> _What needs to be done_:
Return the listing below exactly, with the pictures dropped.

> _Provided records_:
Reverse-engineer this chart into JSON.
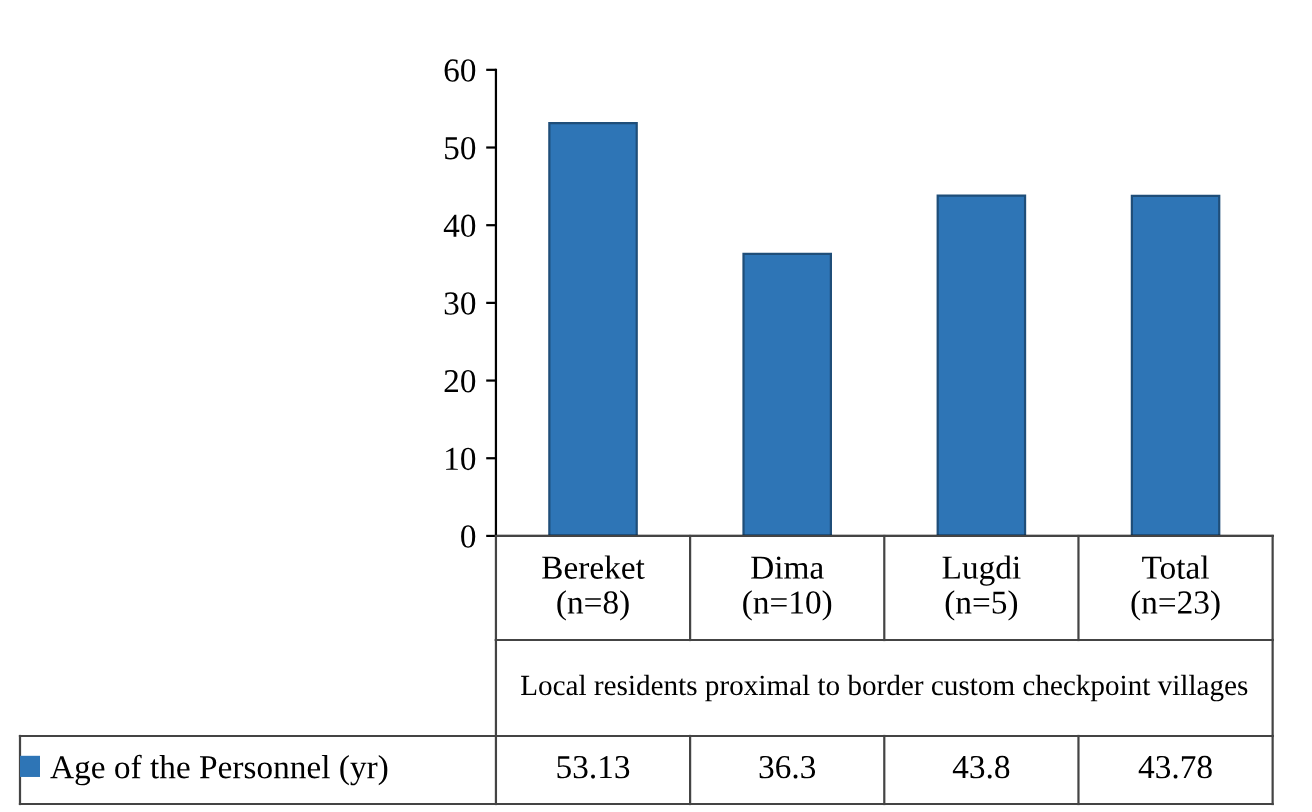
{
  "chart_data": {
    "type": "bar",
    "categories": [
      "Bereket\n(n=8)",
      "Dima\n(n=10)",
      "Lugdi\n(n=5)",
      "Total\n(n=23)"
    ],
    "xlabel": "Local residents proximal to border custom checkpoint villages",
    "series": [
      {
        "name": "Age of the Personnel (yr)",
        "color": "#2e75b6",
        "values": [
          53.13,
          36.3,
          43.8,
          43.78
        ]
      }
    ],
    "ylim": [
      0,
      60
    ],
    "yticks": [
      0,
      10,
      20,
      30,
      40,
      50,
      60
    ],
    "grid": false,
    "legend": "bottom left",
    "data_labels": true
  }
}
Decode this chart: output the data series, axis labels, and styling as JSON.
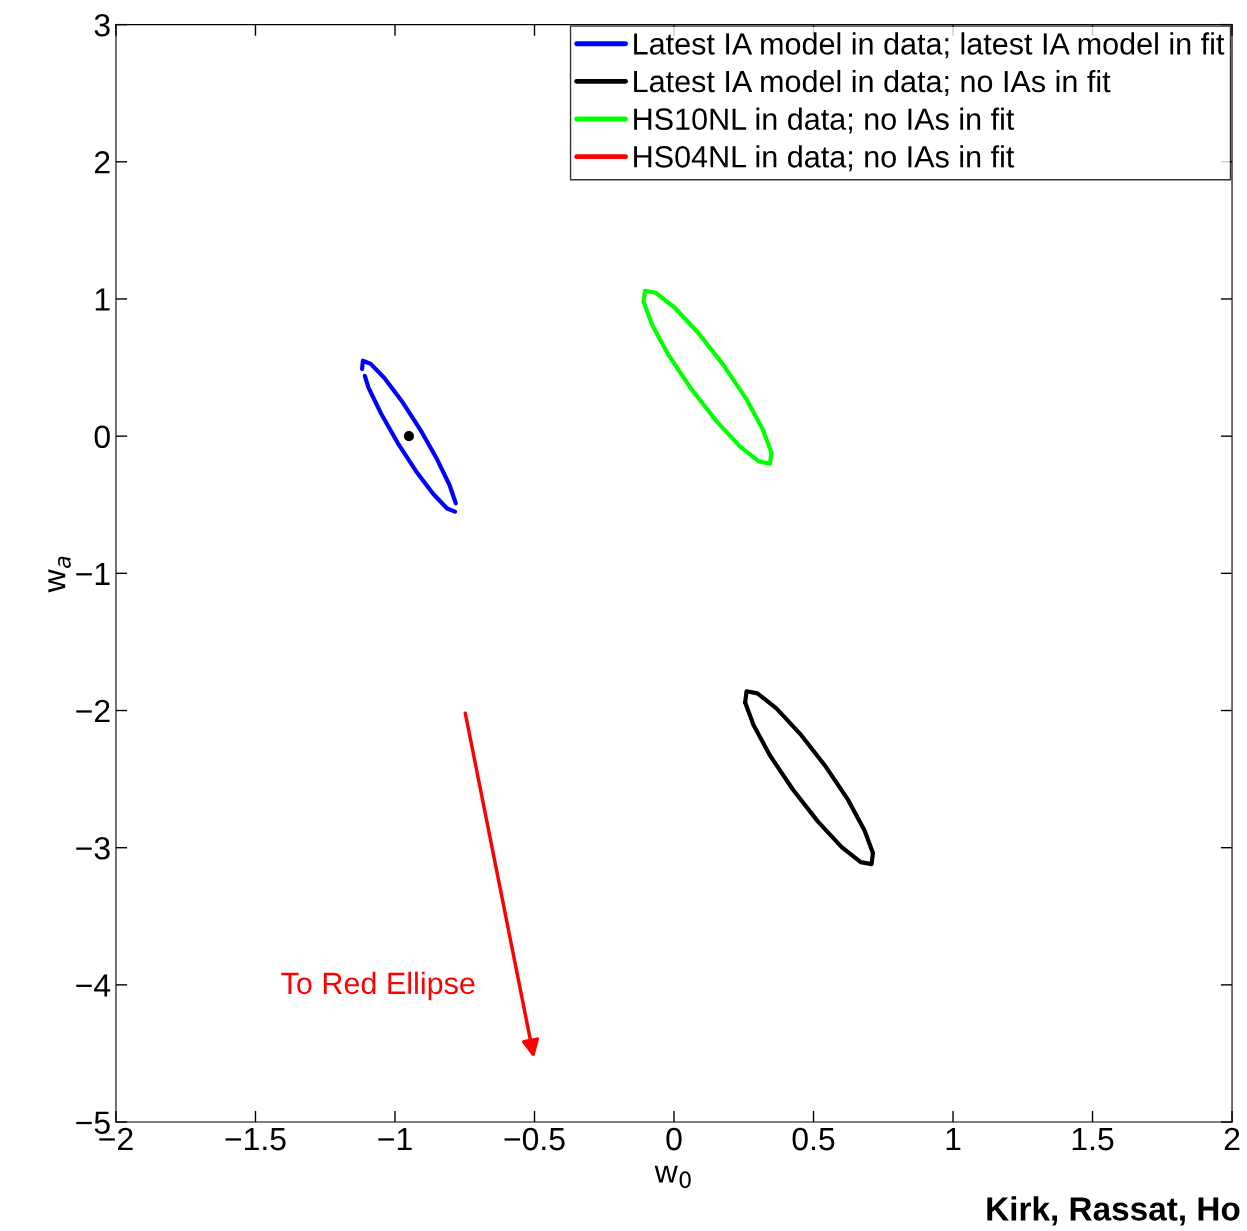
{
  "chart_data": {
    "type": "line",
    "xlabel": "w$_{0}$",
    "ylabel": "w$_{a}$",
    "xlim": [
      -2,
      2
    ],
    "ylim": [
      -5,
      3
    ],
    "xticks": [
      {
        "value": -2,
        "label": "−2"
      },
      {
        "value": -1.5,
        "label": "−1.5"
      },
      {
        "value": -1,
        "label": "−1"
      },
      {
        "value": -0.5,
        "label": "−0.5"
      },
      0,
      0.5,
      1,
      1.5,
      2
    ],
    "yticks": [
      {
        "value": -5,
        "label": "−5"
      },
      {
        "value": -4,
        "label": "−4"
      },
      {
        "value": -3,
        "label": "−3"
      },
      {
        "value": -2,
        "label": "−2"
      },
      {
        "value": -1,
        "label": "−1"
      },
      0,
      1,
      2,
      3
    ],
    "grid": false,
    "legend": "top right",
    "line_style": "solid",
    "series": [
      {
        "name": "Latest IA model in data; latest IA model in fit",
        "color": "#0000ff",
        "x": [
          -1.118,
          -1.115,
          -1.087,
          -1.038,
          -0.976,
          -0.91,
          -0.85,
          -0.805,
          -0.782
        ],
        "values": [
          0.489,
          0.55,
          0.527,
          0.424,
          0.257,
          0.05,
          -0.165,
          -0.354,
          -0.489
        ]
      },
      {
        "color": "#0000ff",
        "x": [
          -1.108,
          -1.095,
          -1.05,
          -0.99,
          -0.924,
          -0.862,
          -0.813,
          -0.785
        ],
        "values": [
          0.44,
          0.354,
          0.165,
          -0.05,
          -0.257,
          -0.424,
          -0.527,
          -0.55
        ]
      },
      {
        "name": "Latest IA model in data; no IAs in fit",
        "color": "#000000",
        "x": [
          0.255,
          0.26,
          0.299,
          0.367,
          0.452,
          0.542,
          0.624,
          0.683,
          0.713
        ],
        "values": [
          -1.941,
          -1.86,
          -1.875,
          -1.984,
          -2.17,
          -2.404,
          -2.652,
          -2.874,
          -3.039
        ]
      },
      {
        "color": "#000000",
        "x": [
          0.255,
          0.285,
          0.344,
          0.426,
          0.516,
          0.601,
          0.669,
          0.708,
          0.713
        ],
        "values": [
          -1.941,
          -2.106,
          -2.328,
          -2.576,
          -2.81,
          -2.996,
          -3.105,
          -3.12,
          -3.039
        ]
      },
      {
        "name": "HS10NL in data; no IAs in fit",
        "color": "#00ff00",
        "x": [
          -0.109,
          -0.104,
          -0.065,
          0.003,
          0.088,
          0.178,
          0.26,
          0.319,
          0.349
        ],
        "values": [
          0.979,
          1.06,
          1.045,
          0.936,
          0.75,
          0.516,
          0.268,
          0.046,
          -0.119
        ]
      },
      {
        "color": "#00ff00",
        "x": [
          -0.109,
          -0.079,
          -0.02,
          0.062,
          0.152,
          0.237,
          0.305,
          0.344,
          0.349
        ],
        "values": [
          0.979,
          0.814,
          0.592,
          0.344,
          0.11,
          -0.076,
          -0.185,
          -0.2,
          -0.119
        ]
      },
      {
        "name": "HS04NL in data; no IAs in fit",
        "color": "#ff0000"
      },
      {
        "type": "scatter",
        "color": "#000000",
        "x": [
          -0.95
        ],
        "values": [
          0
        ],
        "marker": "circle"
      }
    ],
    "annotations": [
      "To Red Ellipse",
      "Kirk, Rassat, Ho"
    ]
  }
}
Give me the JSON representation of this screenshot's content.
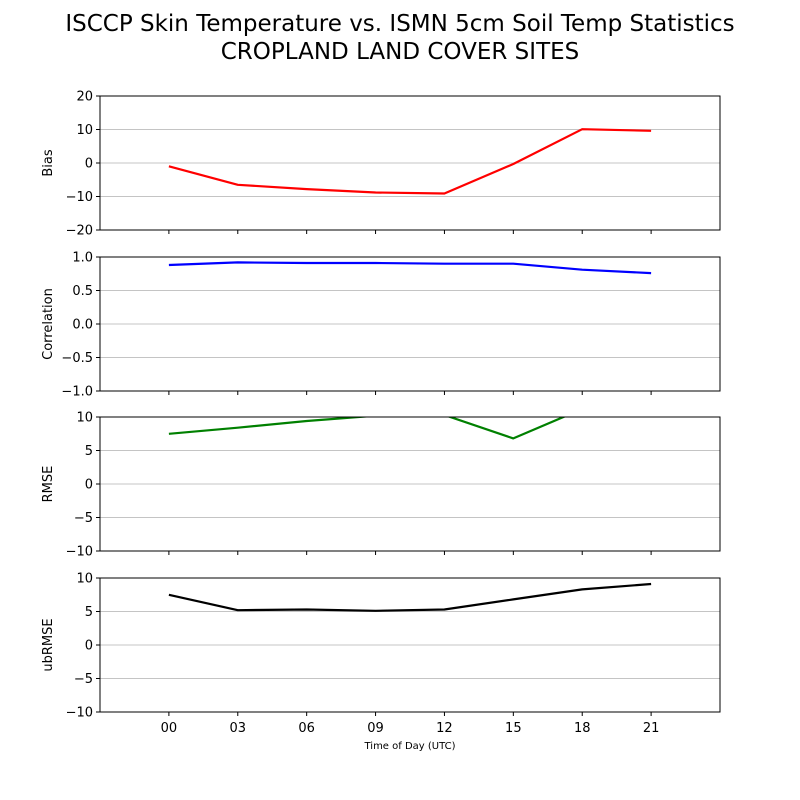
{
  "title_line1": "ISCCP Skin Temperature vs. ISMN 5cm Soil Temp Statistics",
  "title_line2": "CROPLAND LAND COVER SITES",
  "chart_data": {
    "type": "line",
    "x": [
      "00",
      "03",
      "06",
      "09",
      "12",
      "15",
      "18",
      "21"
    ],
    "xlabel": "Time of Day (UTC)",
    "xlim": [
      -1,
      8
    ],
    "grid": "horizontal",
    "panels": [
      {
        "ylabel": "Bias",
        "ylim": [
          -20,
          20
        ],
        "yticks": [
          -20,
          -10,
          0,
          10,
          20
        ],
        "color": "#ff0000",
        "values": [
          -1,
          -6.5,
          -7.8,
          -8.8,
          -9.1,
          -0.3,
          10.1,
          9.6
        ]
      },
      {
        "ylabel": "Correlation",
        "ylim": [
          -1,
          1
        ],
        "yticks": [
          -1.0,
          -0.5,
          0.0,
          0.5,
          1.0
        ],
        "color": "#0000ff",
        "values": [
          0.88,
          0.92,
          0.91,
          0.91,
          0.9,
          0.9,
          0.81,
          0.76
        ]
      },
      {
        "ylabel": "RMSE",
        "ylim": [
          -10,
          10
        ],
        "yticks": [
          -10,
          -5,
          0,
          5,
          10
        ],
        "color": "#008000",
        "values": [
          7.5,
          8.4,
          9.4,
          10.2,
          10.3,
          6.8,
          11.2,
          11.0
        ]
      },
      {
        "ylabel": "ubRMSE",
        "ylim": [
          -10,
          10
        ],
        "yticks": [
          -10,
          -5,
          0,
          5,
          10
        ],
        "color": "#000000",
        "values": [
          7.5,
          5.2,
          5.3,
          5.1,
          5.3,
          6.8,
          8.3,
          9.1
        ]
      }
    ]
  }
}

> _Exercise result_:
Reverse-engineer this chart into JSON.
{
  "chart_data": {
    "type": "bar",
    "categories": [
      "Bereket\n(n=8)",
      "Dima\n(n=10)",
      "Lugdi\n(n=5)",
      "Total\n(n=23)"
    ],
    "xlabel": "Local residents proximal to border custom checkpoint villages",
    "series": [
      {
        "name": "Age of the Personnel (yr)",
        "color": "#2e75b6",
        "values": [
          53.13,
          36.3,
          43.8,
          43.78
        ]
      }
    ],
    "ylim": [
      0,
      60
    ],
    "yticks": [
      0,
      10,
      20,
      30,
      40,
      50,
      60
    ],
    "grid": false,
    "legend": "bottom left",
    "data_labels": true
  }
}
Decode this chart: output the data series, axis labels, and styling as JSON.
{
  "chart_data": {
    "type": "line",
    "xlabel": "w$_{0}$",
    "ylabel": "w$_{a}$",
    "xlim": [
      -2,
      2
    ],
    "ylim": [
      -5,
      3
    ],
    "xticks": [
      {
        "value": -2,
        "label": "−2"
      },
      {
        "value": -1.5,
        "label": "−1.5"
      },
      {
        "value": -1,
        "label": "−1"
      },
      {
        "value": -0.5,
        "label": "−0.5"
      },
      0,
      0.5,
      1,
      1.5,
      2
    ],
    "yticks": [
      {
        "value": -5,
        "label": "−5"
      },
      {
        "value": -4,
        "label": "−4"
      },
      {
        "value": -3,
        "label": "−3"
      },
      {
        "value": -2,
        "label": "−2"
      },
      {
        "value": -1,
        "label": "−1"
      },
      0,
      1,
      2,
      3
    ],
    "grid": false,
    "legend": "top right",
    "line_style": "solid",
    "series": [
      {
        "name": "Latest IA model in data; latest IA model in fit",
        "color": "#0000ff",
        "x": [
          -1.118,
          -1.115,
          -1.087,
          -1.038,
          -0.976,
          -0.91,
          -0.85,
          -0.805,
          -0.782
        ],
        "values": [
          0.489,
          0.55,
          0.527,
          0.424,
          0.257,
          0.05,
          -0.165,
          -0.354,
          -0.489
        ]
      },
      {
        "color": "#0000ff",
        "x": [
          -1.108,
          -1.095,
          -1.05,
          -0.99,
          -0.924,
          -0.862,
          -0.813,
          -0.785
        ],
        "values": [
          0.44,
          0.354,
          0.165,
          -0.05,
          -0.257,
          -0.424,
          -0.527,
          -0.55
        ]
      },
      {
        "name": "Latest IA model in data; no IAs in fit",
        "color": "#000000",
        "x": [
          0.255,
          0.26,
          0.299,
          0.367,
          0.452,
          0.542,
          0.624,
          0.683,
          0.713
        ],
        "values": [
          -1.941,
          -1.86,
          -1.875,
          -1.984,
          -2.17,
          -2.404,
          -2.652,
          -2.874,
          -3.039
        ]
      },
      {
        "color": "#000000",
        "x": [
          0.255,
          0.285,
          0.344,
          0.426,
          0.516,
          0.601,
          0.669,
          0.708,
          0.713
        ],
        "values": [
          -1.941,
          -2.106,
          -2.328,
          -2.576,
          -2.81,
          -2.996,
          -3.105,
          -3.12,
          -3.039
        ]
      },
      {
        "name": "HS10NL in data; no IAs in fit",
        "color": "#00ff00",
        "x": [
          -0.109,
          -0.104,
          -0.065,
          0.003,
          0.088,
          0.178,
          0.26,
          0.319,
          0.349
        ],
        "values": [
          0.979,
          1.06,
          1.045,
          0.936,
          0.75,
          0.516,
          0.268,
          0.046,
          -0.119
        ]
      },
      {
        "color": "#00ff00",
        "x": [
          -0.109,
          -0.079,
          -0.02,
          0.062,
          0.152,
          0.237,
          0.305,
          0.344,
          0.349
        ],
        "values": [
          0.979,
          0.814,
          0.592,
          0.344,
          0.11,
          -0.076,
          -0.185,
          -0.2,
          -0.119
        ]
      },
      {
        "name": "HS04NL in data; no IAs in fit",
        "color": "#ff0000"
      },
      {
        "type": "scatter",
        "color": "#000000",
        "x": [
          -0.95
        ],
        "values": [
          0
        ],
        "marker": "circle"
      }
    ],
    "annotations": [
      "To Red Ellipse",
      "Kirk, Rassat, Ho"
    ]
  }
}
Give me the JSON representation of this screenshot's content.
{
  "title_line1": "ISCCP Skin Temperature vs. ISMN 5cm Soil Temp Statistics",
  "title_line2": "CROPLAND LAND COVER SITES",
  "chart_data": {
    "type": "line",
    "x": [
      "00",
      "03",
      "06",
      "09",
      "12",
      "15",
      "18",
      "21"
    ],
    "xlabel": "Time of Day (UTC)",
    "xlim": [
      -1,
      8
    ],
    "grid": "horizontal",
    "panels": [
      {
        "ylabel": "Bias",
        "ylim": [
          -20,
          20
        ],
        "yticks": [
          -20,
          -10,
          0,
          10,
          20
        ],
        "color": "#ff0000",
        "values": [
          -1,
          -6.5,
          -7.8,
          -8.8,
          -9.1,
          -0.3,
          10.1,
          9.6
        ]
      },
      {
        "ylabel": "Correlation",
        "ylim": [
          -1,
          1
        ],
        "yticks": [
          -1.0,
          -0.5,
          0.0,
          0.5,
          1.0
        ],
        "color": "#0000ff",
        "values": [
          0.88,
          0.92,
          0.91,
          0.91,
          0.9,
          0.9,
          0.81,
          0.76
        ]
      },
      {
        "ylabel": "RMSE",
        "ylim": [
          -10,
          10
        ],
        "yticks": [
          -10,
          -5,
          0,
          5,
          10
        ],
        "color": "#008000",
        "values": [
          7.5,
          8.4,
          9.4,
          10.2,
          10.3,
          6.8,
          11.2,
          11.0
        ]
      },
      {
        "ylabel": "ubRMSE",
        "ylim": [
          -10,
          10
        ],
        "yticks": [
          -10,
          -5,
          0,
          5,
          10
        ],
        "color": "#000000",
        "values": [
          7.5,
          5.2,
          5.3,
          5.1,
          5.3,
          6.8,
          8.3,
          9.1
        ]
      }
    ]
  }
}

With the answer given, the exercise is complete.